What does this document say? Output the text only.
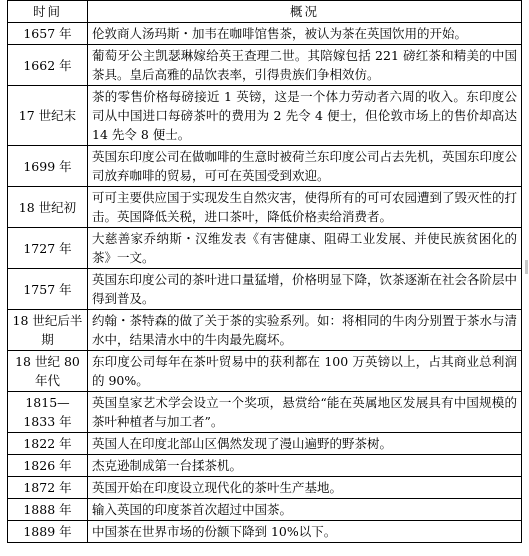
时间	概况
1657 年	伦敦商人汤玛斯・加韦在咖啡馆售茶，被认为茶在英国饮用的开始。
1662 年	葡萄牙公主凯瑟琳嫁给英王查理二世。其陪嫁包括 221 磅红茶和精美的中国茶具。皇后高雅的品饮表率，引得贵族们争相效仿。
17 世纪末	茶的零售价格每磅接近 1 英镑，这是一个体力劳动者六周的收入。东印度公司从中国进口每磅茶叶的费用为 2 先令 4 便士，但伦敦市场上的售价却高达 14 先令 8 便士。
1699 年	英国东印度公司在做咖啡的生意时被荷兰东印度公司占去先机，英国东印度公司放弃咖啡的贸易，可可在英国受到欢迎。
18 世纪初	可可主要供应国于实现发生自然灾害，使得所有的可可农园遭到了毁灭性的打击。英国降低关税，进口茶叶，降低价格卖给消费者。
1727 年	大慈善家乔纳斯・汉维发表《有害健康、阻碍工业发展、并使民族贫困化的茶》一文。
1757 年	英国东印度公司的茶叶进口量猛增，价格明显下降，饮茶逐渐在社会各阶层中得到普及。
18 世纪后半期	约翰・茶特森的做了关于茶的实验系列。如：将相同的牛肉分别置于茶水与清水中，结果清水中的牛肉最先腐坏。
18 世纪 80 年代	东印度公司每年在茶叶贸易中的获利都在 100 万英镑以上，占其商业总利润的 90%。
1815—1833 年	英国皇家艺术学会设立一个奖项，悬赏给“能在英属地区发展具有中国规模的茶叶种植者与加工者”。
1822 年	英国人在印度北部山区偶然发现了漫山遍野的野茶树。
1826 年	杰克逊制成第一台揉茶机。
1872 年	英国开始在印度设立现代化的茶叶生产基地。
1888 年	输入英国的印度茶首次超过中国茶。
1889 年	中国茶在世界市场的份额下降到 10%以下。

> _Task directions_
Go through the listing above and quote it exactly, apart from its images.

> _Answer to this task_
What does this document say? Output the text only.
时间	概况
1657 年	伦敦商人汤玛斯・加韦在咖啡馆售茶，被认为茶在英国饮用的开始。
1662 年	葡萄牙公主凯瑟琳嫁给英王查理二世。其陪嫁包括 221 磅红茶和精美的中国茶具。皇后高雅的品饮表率，引得贵族们争相效仿。
17 世纪末	茶的零售价格每磅接近 1 英镑，这是一个体力劳动者六周的收入。东印度公司从中国进口每磅茶叶的费用为 2 先令 4 便士，但伦敦市场上的售价却高达 14 先令 8 便士。
1699 年	英国东印度公司在做咖啡的生意时被荷兰东印度公司占去先机，英国东印度公司放弃咖啡的贸易，可可在英国受到欢迎。
18 世纪初	可可主要供应国于实现发生自然灾害，使得所有的可可农园遭到了毁灭性的打击。英国降低关税，进口茶叶，降低价格卖给消费者。
1727 年	大慈善家乔纳斯・汉维发表《有害健康、阻碍工业发展、并使民族贫困化的茶》一文。
1757 年	英国东印度公司的茶叶进口量猛增，价格明显下降，饮茶逐渐在社会各阶层中得到普及。
18 世纪后半期	约翰・茶特森的做了关于茶的实验系列。如：将相同的牛肉分别置于茶水与清水中，结果清水中的牛肉最先腐坏。
18 世纪 80 年代	东印度公司每年在茶叶贸易中的获利都在 100 万英镑以上，占其商业总利润的 90%。
1815—1833 年	英国皇家艺术学会设立一个奖项，悬赏给“能在英属地区发展具有中国规模的茶叶种植者与加工者”。
1822 年	英国人在印度北部山区偶然发现了漫山遍野的野茶树。
1826 年	杰克逊制成第一台揉茶机。
1872 年	英国开始在印度设立现代化的茶叶生产基地。
1888 年	输入英国的印度茶首次超过中国茶。
1889 年	中国茶在世界市场的份额下降到 10%以下。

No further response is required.